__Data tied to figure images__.
··········

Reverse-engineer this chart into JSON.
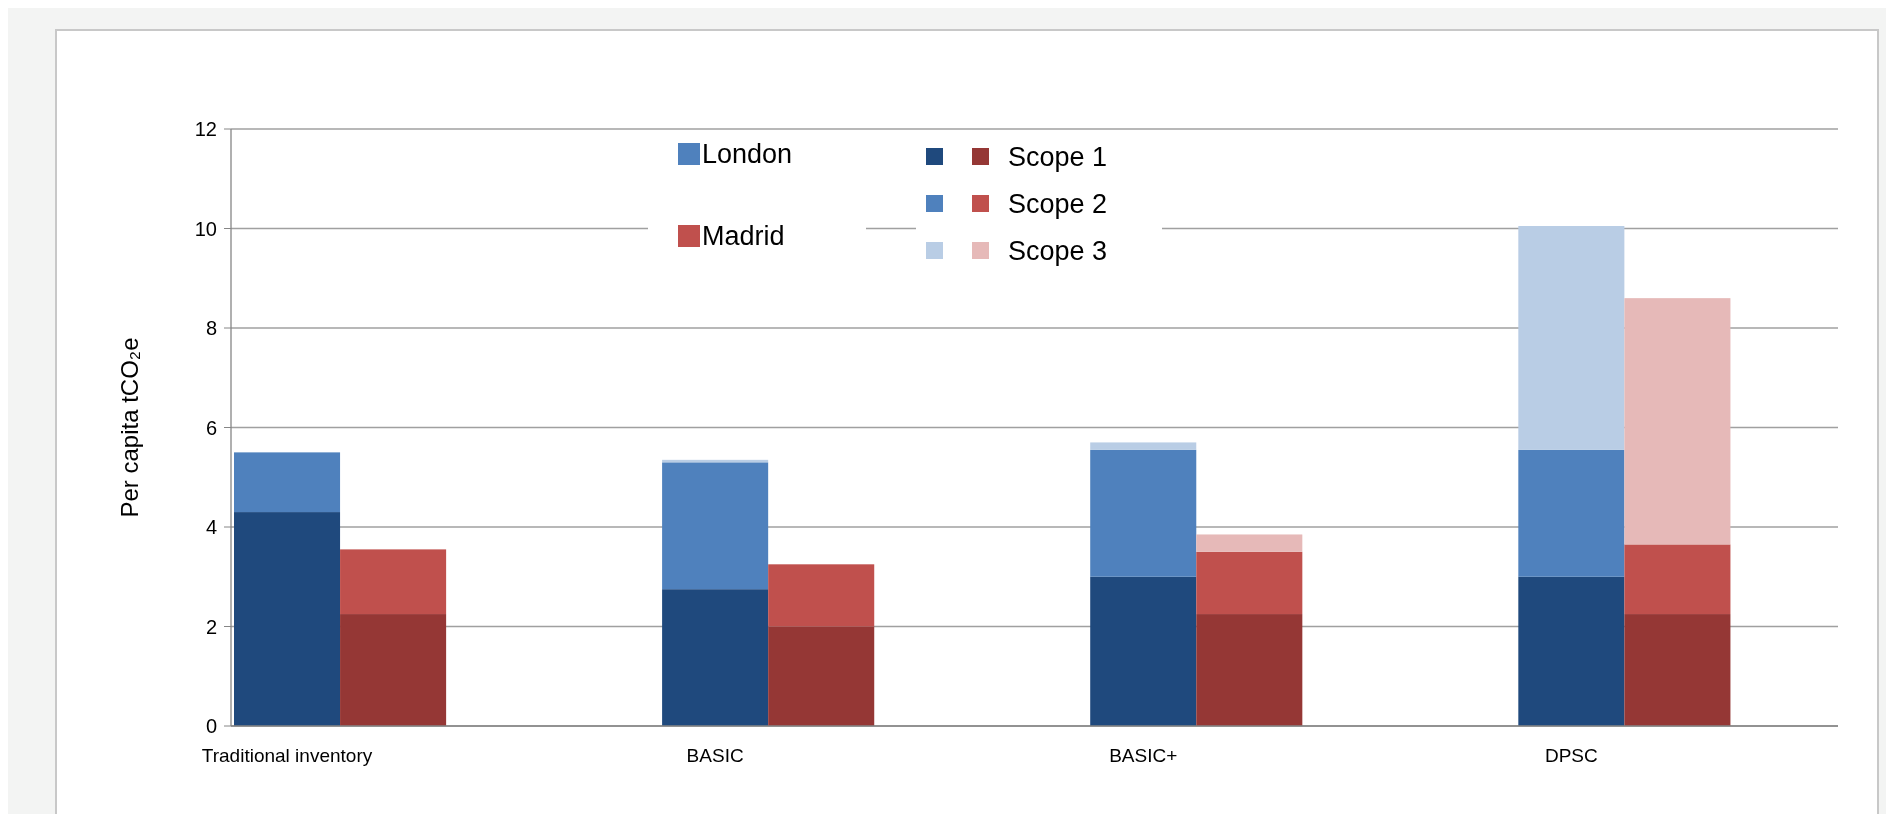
{
  "chart_data": {
    "type": "bar",
    "stacked": true,
    "ylabel": "Per capita tCO₂e",
    "categories": [
      "Traditional inventory",
      null,
      "BASIC",
      null,
      "BASIC+",
      null,
      "DPSC",
      null
    ],
    "series": [
      {
        "name": "Scope 1",
        "colors": [
          "#1f497d",
          "#953735",
          "#1f497d",
          "#953735",
          "#1f497d",
          "#953735",
          "#1f497d",
          "#953735"
        ],
        "values": [
          4.3,
          2.25,
          2.75,
          2.0,
          3.0,
          2.25,
          3.0,
          2.25
        ]
      },
      {
        "name": "Scope 2",
        "colors": [
          "#4f81bd",
          "#c0504d",
          "#4f81bd",
          "#c0504d",
          "#4f81bd",
          "#c0504d",
          "#4f81bd",
          "#c0504d"
        ],
        "values": [
          1.2,
          1.3,
          2.55,
          1.25,
          2.55,
          1.25,
          2.55,
          1.4
        ]
      },
      {
        "name": "Scope 3",
        "colors": [
          "#b9cde5",
          "#e6b9b8",
          "#b9cde5",
          null,
          "#b9cde5",
          "#e6b9b8",
          "#b9cde5",
          "#e6b9b8"
        ],
        "values": [
          null,
          null,
          0.05,
          null,
          0.15,
          0.35,
          4.5,
          4.95
        ]
      }
    ],
    "annotations": [
      "London",
      "Madrid"
    ],
    "ylim": [
      0,
      12
    ],
    "yticks": [
      0,
      2,
      4,
      6,
      8,
      10,
      12
    ],
    "grid": "y",
    "legend": "top"
  }
}
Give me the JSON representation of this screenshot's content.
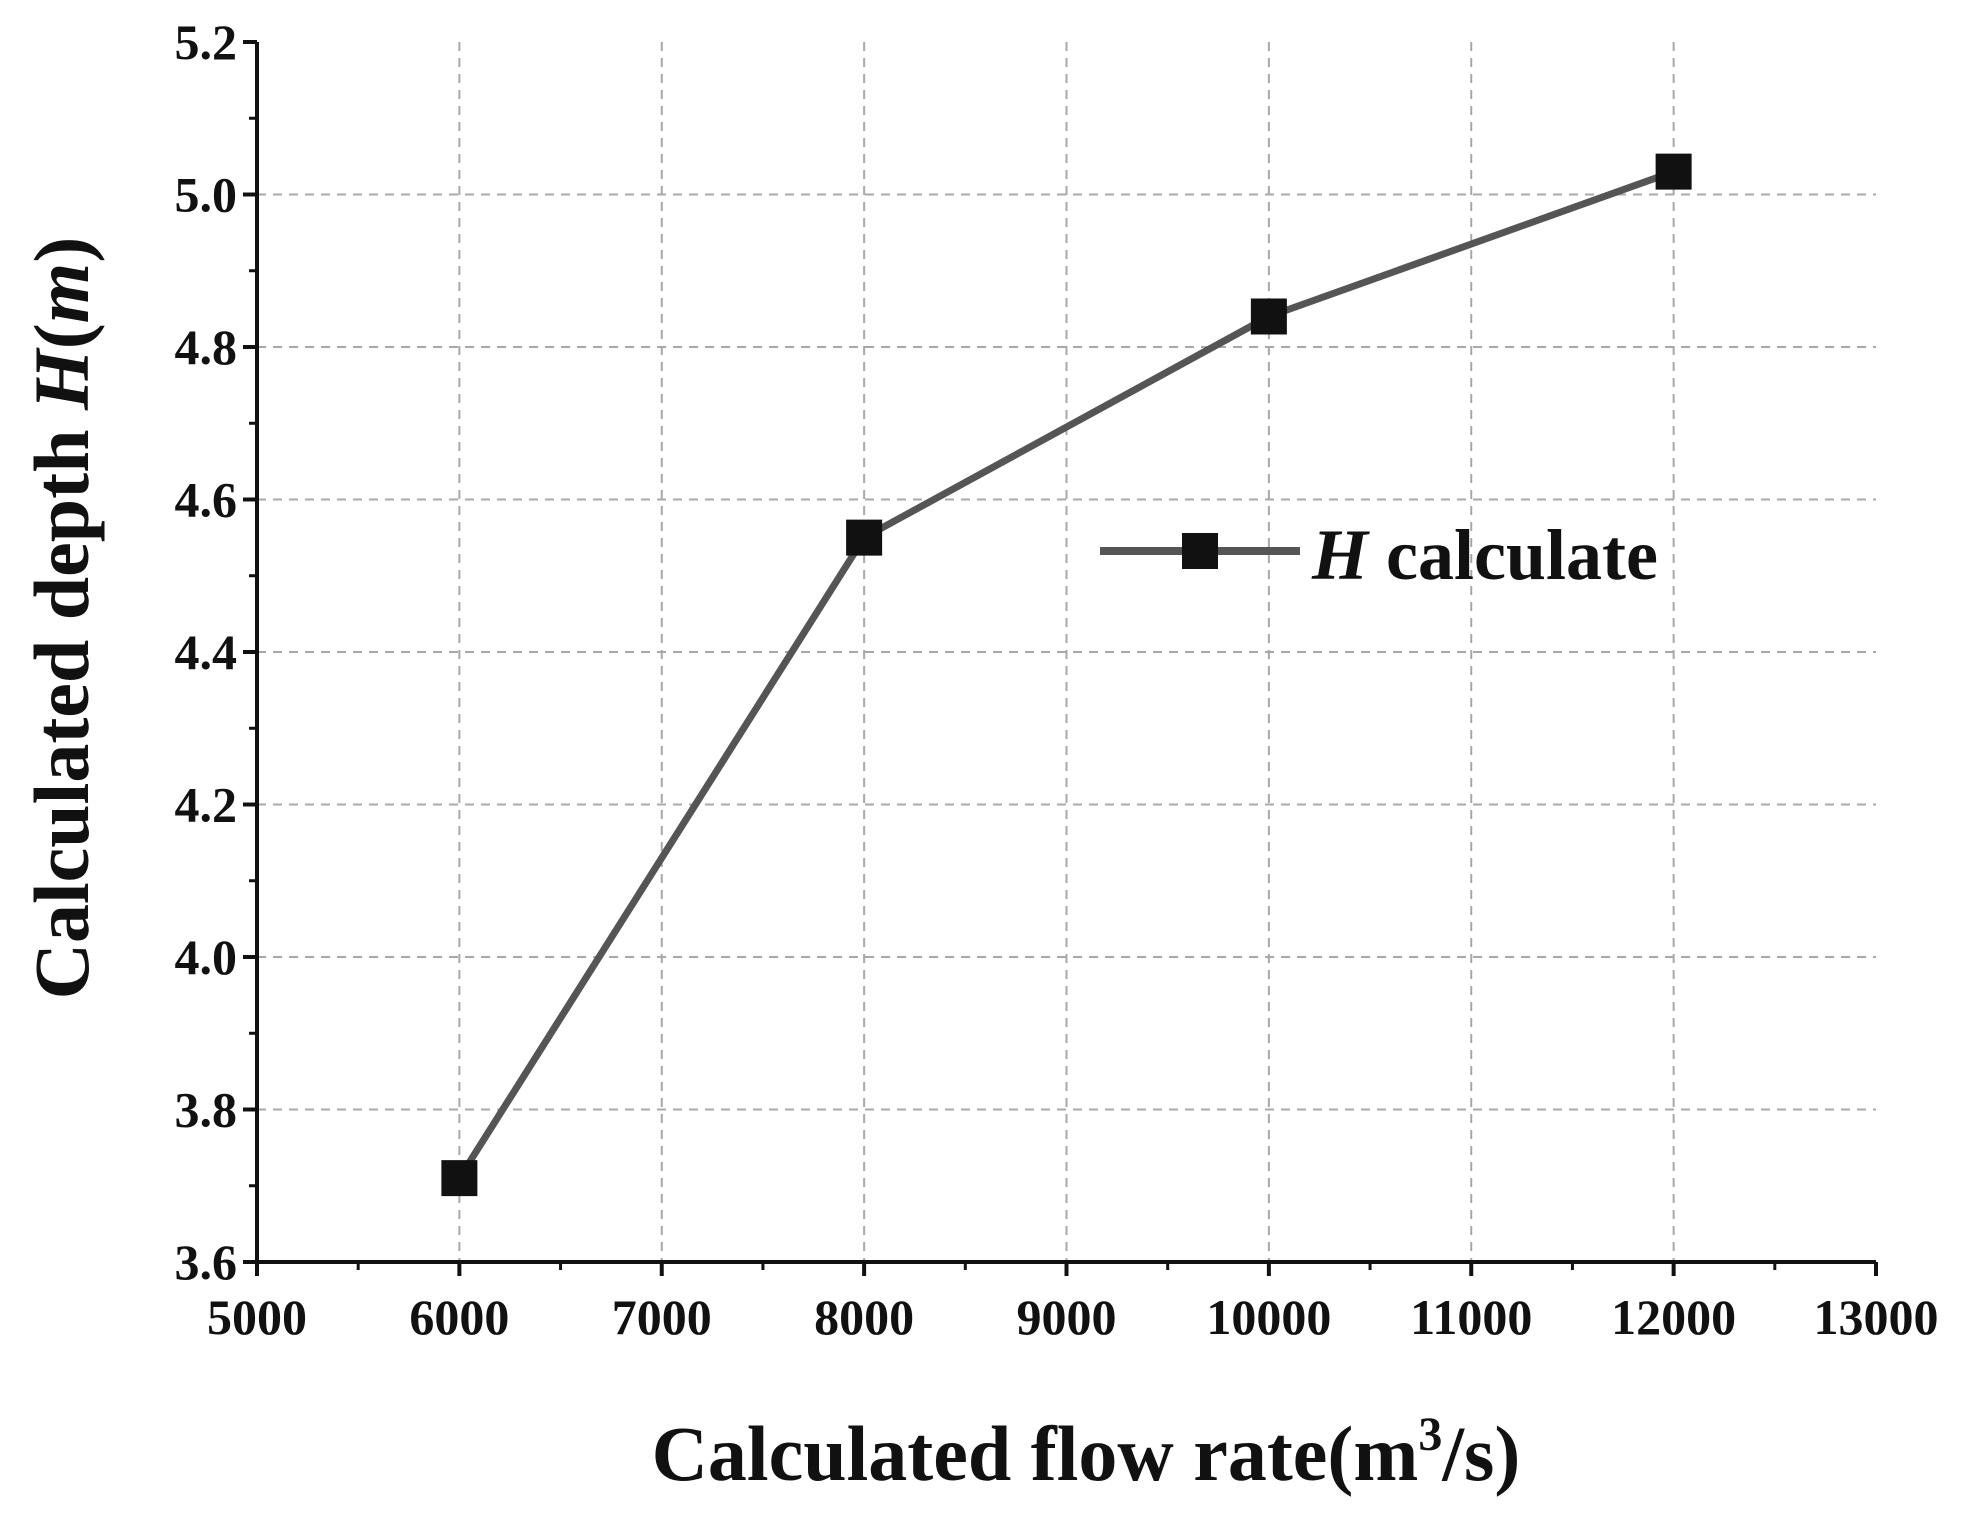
{
  "chart_data": {
    "type": "line",
    "title": "",
    "xlabel": "Calculated flow rate(m³/s)",
    "xlabel_parts": {
      "main": "Calculated flow rate(m",
      "sup": "3",
      "tail": "/s)"
    },
    "ylabel": "Calculated depth H(m)",
    "ylabel_parts": {
      "pre": "Calculated depth ",
      "italic_sym": "H",
      "open": "(",
      "italic_unit": "m",
      "close": ")"
    },
    "xlim": [
      5000,
      13000
    ],
    "ylim": [
      3.6,
      5.2
    ],
    "x_ticks": [
      "5000",
      "6000",
      "7000",
      "8000",
      "9000",
      "10000",
      "11000",
      "12000",
      "13000"
    ],
    "y_ticks": [
      "3.6",
      "3.8",
      "4.0",
      "4.2",
      "4.4",
      "4.6",
      "4.8",
      "5.0",
      "5.2"
    ],
    "grid": true,
    "legend_position": "center-right",
    "series": [
      {
        "name": "H calculate",
        "name_parts": {
          "italic_sym": "H",
          "rest": " calculate"
        },
        "color": "#555555",
        "marker": "square",
        "marker_color": "#111111",
        "x": [
          6000,
          8000,
          10000,
          12000
        ],
        "values": [
          3.71,
          4.55,
          4.84,
          5.03
        ]
      }
    ]
  }
}
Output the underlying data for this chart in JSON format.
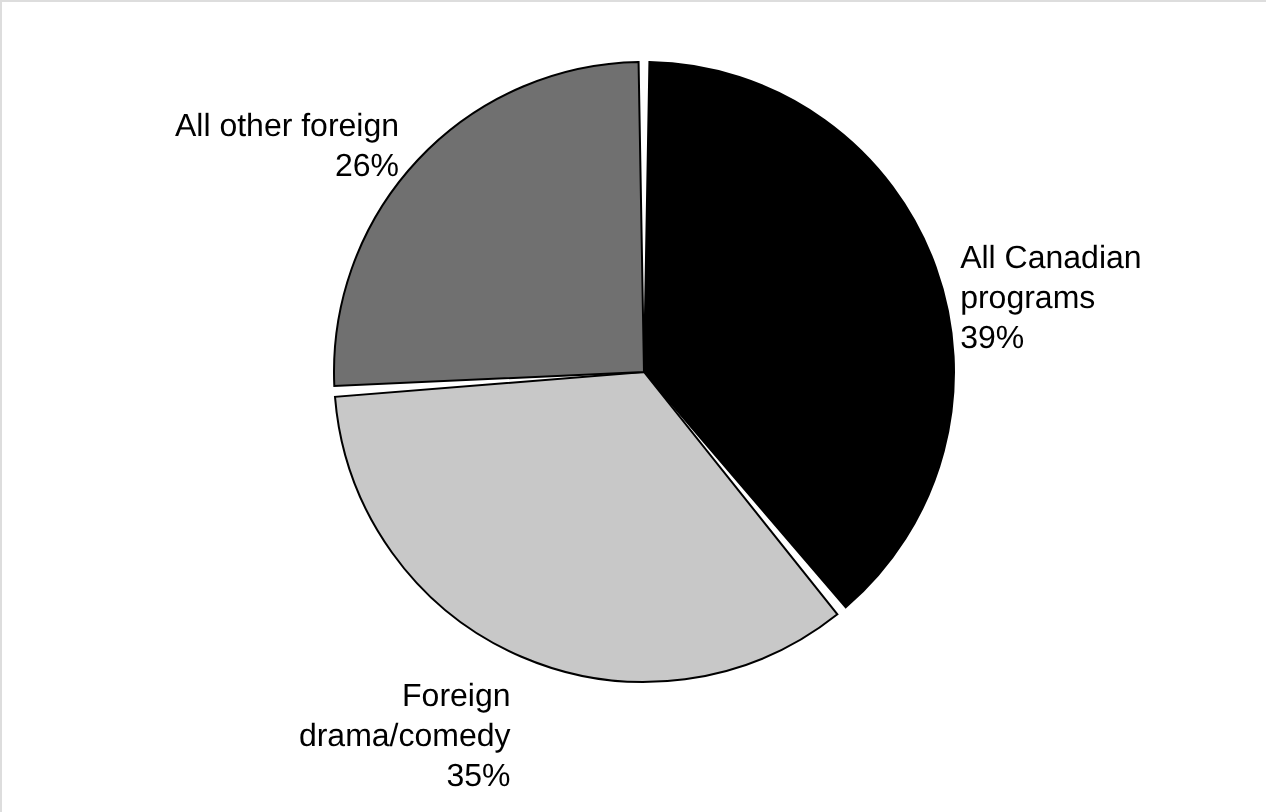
{
  "chart_data": {
    "type": "pie",
    "categories": [
      "All Canadian programs",
      "Foreign drama/comedy",
      "All other foreign"
    ],
    "values": [
      39,
      35,
      26
    ],
    "colors": [
      "#000000",
      "#c8c8c8",
      "#707070"
    ],
    "value_labels": [
      "39%",
      "35%",
      "26%"
    ]
  }
}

··········

__What you are asked to do__.
Leaving out every picture, copy exactly the lines from the one that contains "Output the underlying" through the end of the entries above.

__Output of the exercise__.
Output the underlying data for this chart in JSON format.
{
  "chart_data": {
    "type": "pie",
    "categories": [
      "All Canadian programs",
      "Foreign drama/comedy",
      "All other foreign"
    ],
    "values": [
      39,
      35,
      26
    ],
    "colors": [
      "#000000",
      "#c8c8c8",
      "#707070"
    ],
    "value_labels": [
      "39%",
      "35%",
      "26%"
    ]
  }
}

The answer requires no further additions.